◆ WHAT IS ASKED ◆
Set down the records once more, please, exactly and with the pictures left out.

[Stored items]
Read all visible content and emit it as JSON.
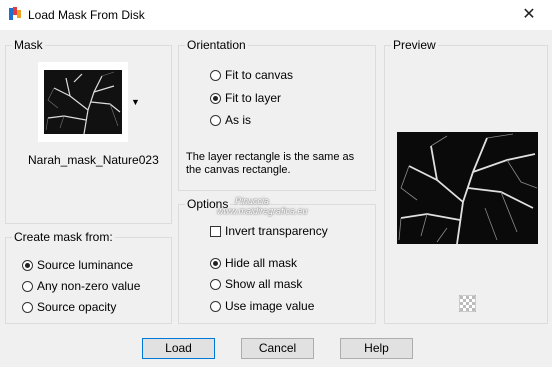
{
  "window": {
    "title": "Load Mask From Disk"
  },
  "mask": {
    "legend": "Mask",
    "name": "Narah_mask_Nature023"
  },
  "orientation": {
    "legend": "Orientation",
    "options": [
      "Fit to canvas",
      "Fit to layer",
      "As is"
    ],
    "selected": "Fit to layer",
    "info_line1": "The layer rectangle is the same as",
    "info_line2": "the canvas rectangle."
  },
  "preview": {
    "legend": "Preview"
  },
  "create": {
    "legend": "Create mask from:",
    "options": [
      "Source luminance",
      "Any non-zero value",
      "Source opacity"
    ],
    "selected": "Source luminance"
  },
  "options": {
    "legend": "Options",
    "invert_label": "Invert transparency",
    "invert_checked": false,
    "choices": [
      "Hide all mask",
      "Show all mask",
      "Use image value"
    ],
    "selected": "Hide all mask"
  },
  "watermark": {
    "line1": "Pinuccia",
    "line2": "www.maidiregrafica.eu"
  },
  "buttons": {
    "load": "Load",
    "cancel": "Cancel",
    "help": "Help"
  }
}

◆ ANSWER ◆
Read all visible content and emit it as JSON.
{
  "window": {
    "title": "Load Mask From Disk"
  },
  "mask": {
    "legend": "Mask",
    "name": "Narah_mask_Nature023"
  },
  "orientation": {
    "legend": "Orientation",
    "options": [
      "Fit to canvas",
      "Fit to layer",
      "As is"
    ],
    "selected": "Fit to layer",
    "info_line1": "The layer rectangle is the same as",
    "info_line2": "the canvas rectangle."
  },
  "preview": {
    "legend": "Preview"
  },
  "create": {
    "legend": "Create mask from:",
    "options": [
      "Source luminance",
      "Any non-zero value",
      "Source opacity"
    ],
    "selected": "Source luminance"
  },
  "options": {
    "legend": "Options",
    "invert_label": "Invert transparency",
    "invert_checked": false,
    "choices": [
      "Hide all mask",
      "Show all mask",
      "Use image value"
    ],
    "selected": "Hide all mask"
  },
  "watermark": {
    "line1": "Pinuccia",
    "line2": "www.maidiregrafica.eu"
  },
  "buttons": {
    "load": "Load",
    "cancel": "Cancel",
    "help": "Help"
  }
}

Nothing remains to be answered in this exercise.